* begin *
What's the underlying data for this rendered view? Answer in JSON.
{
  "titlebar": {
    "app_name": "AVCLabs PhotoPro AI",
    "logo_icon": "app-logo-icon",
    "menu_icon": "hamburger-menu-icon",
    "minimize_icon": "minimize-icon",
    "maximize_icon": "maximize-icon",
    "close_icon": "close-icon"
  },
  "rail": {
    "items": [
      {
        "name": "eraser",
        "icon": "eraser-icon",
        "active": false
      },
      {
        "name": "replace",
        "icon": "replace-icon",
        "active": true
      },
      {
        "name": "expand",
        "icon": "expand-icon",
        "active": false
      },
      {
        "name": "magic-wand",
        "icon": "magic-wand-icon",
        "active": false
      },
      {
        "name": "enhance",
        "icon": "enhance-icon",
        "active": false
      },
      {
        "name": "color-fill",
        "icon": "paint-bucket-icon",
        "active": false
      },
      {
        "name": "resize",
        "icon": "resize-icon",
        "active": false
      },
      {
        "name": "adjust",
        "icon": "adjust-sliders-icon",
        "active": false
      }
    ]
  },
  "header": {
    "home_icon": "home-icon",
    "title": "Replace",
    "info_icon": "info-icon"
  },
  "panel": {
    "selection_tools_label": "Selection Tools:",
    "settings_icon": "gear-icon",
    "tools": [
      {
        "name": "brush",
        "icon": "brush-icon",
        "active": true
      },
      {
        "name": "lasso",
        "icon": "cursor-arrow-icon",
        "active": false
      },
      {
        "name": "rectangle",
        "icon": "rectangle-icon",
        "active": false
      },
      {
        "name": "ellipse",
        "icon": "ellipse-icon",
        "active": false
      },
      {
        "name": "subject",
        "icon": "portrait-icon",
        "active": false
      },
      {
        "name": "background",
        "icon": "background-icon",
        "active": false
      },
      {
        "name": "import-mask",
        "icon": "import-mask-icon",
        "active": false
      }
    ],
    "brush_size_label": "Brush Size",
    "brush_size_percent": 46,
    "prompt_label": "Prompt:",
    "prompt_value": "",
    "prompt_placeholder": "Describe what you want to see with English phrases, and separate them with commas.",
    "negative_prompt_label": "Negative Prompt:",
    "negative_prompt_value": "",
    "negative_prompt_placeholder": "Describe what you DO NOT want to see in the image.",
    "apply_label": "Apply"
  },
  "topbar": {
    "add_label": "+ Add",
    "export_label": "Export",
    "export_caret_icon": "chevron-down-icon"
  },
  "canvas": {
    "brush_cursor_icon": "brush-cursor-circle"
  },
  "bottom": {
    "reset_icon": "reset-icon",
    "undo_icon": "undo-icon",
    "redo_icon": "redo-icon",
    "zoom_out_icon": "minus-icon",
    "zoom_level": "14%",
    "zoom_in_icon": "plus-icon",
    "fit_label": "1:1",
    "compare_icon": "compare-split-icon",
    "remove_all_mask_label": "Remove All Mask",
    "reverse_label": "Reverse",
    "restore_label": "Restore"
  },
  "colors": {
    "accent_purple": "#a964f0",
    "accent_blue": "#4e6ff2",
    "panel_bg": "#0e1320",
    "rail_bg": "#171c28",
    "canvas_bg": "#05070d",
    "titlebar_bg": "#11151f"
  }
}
* end *
▶ Problem details:
Write out all the data again, exactly as it appears.

▶ Response below:
What's the underlying data for this rendered view? Answer in JSON.
{
  "titlebar": {
    "app_name": "AVCLabs PhotoPro AI",
    "logo_icon": "app-logo-icon",
    "menu_icon": "hamburger-menu-icon",
    "minimize_icon": "minimize-icon",
    "maximize_icon": "maximize-icon",
    "close_icon": "close-icon"
  },
  "rail": {
    "items": [
      {
        "name": "eraser",
        "icon": "eraser-icon",
        "active": false
      },
      {
        "name": "replace",
        "icon": "replace-icon",
        "active": true
      },
      {
        "name": "expand",
        "icon": "expand-icon",
        "active": false
      },
      {
        "name": "magic-wand",
        "icon": "magic-wand-icon",
        "active": false
      },
      {
        "name": "enhance",
        "icon": "enhance-icon",
        "active": false
      },
      {
        "name": "color-fill",
        "icon": "paint-bucket-icon",
        "active": false
      },
      {
        "name": "resize",
        "icon": "resize-icon",
        "active": false
      },
      {
        "name": "adjust",
        "icon": "adjust-sliders-icon",
        "active": false
      }
    ]
  },
  "header": {
    "home_icon": "home-icon",
    "title": "Replace",
    "info_icon": "info-icon"
  },
  "panel": {
    "selection_tools_label": "Selection Tools:",
    "settings_icon": "gear-icon",
    "tools": [
      {
        "name": "brush",
        "icon": "brush-icon",
        "active": true
      },
      {
        "name": "lasso",
        "icon": "cursor-arrow-icon",
        "active": false
      },
      {
        "name": "rectangle",
        "icon": "rectangle-icon",
        "active": false
      },
      {
        "name": "ellipse",
        "icon": "ellipse-icon",
        "active": false
      },
      {
        "name": "subject",
        "icon": "portrait-icon",
        "active": false
      },
      {
        "name": "background",
        "icon": "background-icon",
        "active": false
      },
      {
        "name": "import-mask",
        "icon": "import-mask-icon",
        "active": false
      }
    ],
    "brush_size_label": "Brush Size",
    "brush_size_percent": 46,
    "prompt_label": "Prompt:",
    "prompt_value": "",
    "prompt_placeholder": "Describe what you want to see with English phrases, and separate them with commas.",
    "negative_prompt_label": "Negative Prompt:",
    "negative_prompt_value": "",
    "negative_prompt_placeholder": "Describe what you DO NOT want to see in the image.",
    "apply_label": "Apply"
  },
  "topbar": {
    "add_label": "+ Add",
    "export_label": "Export",
    "export_caret_icon": "chevron-down-icon"
  },
  "canvas": {
    "brush_cursor_icon": "brush-cursor-circle"
  },
  "bottom": {
    "reset_icon": "reset-icon",
    "undo_icon": "undo-icon",
    "redo_icon": "redo-icon",
    "zoom_out_icon": "minus-icon",
    "zoom_level": "14%",
    "zoom_in_icon": "plus-icon",
    "fit_label": "1:1",
    "compare_icon": "compare-split-icon",
    "remove_all_mask_label": "Remove All Mask",
    "reverse_label": "Reverse",
    "restore_label": "Restore"
  },
  "colors": {
    "accent_purple": "#a964f0",
    "accent_blue": "#4e6ff2",
    "panel_bg": "#0e1320",
    "rail_bg": "#171c28",
    "canvas_bg": "#05070d",
    "titlebar_bg": "#11151f"
  }
}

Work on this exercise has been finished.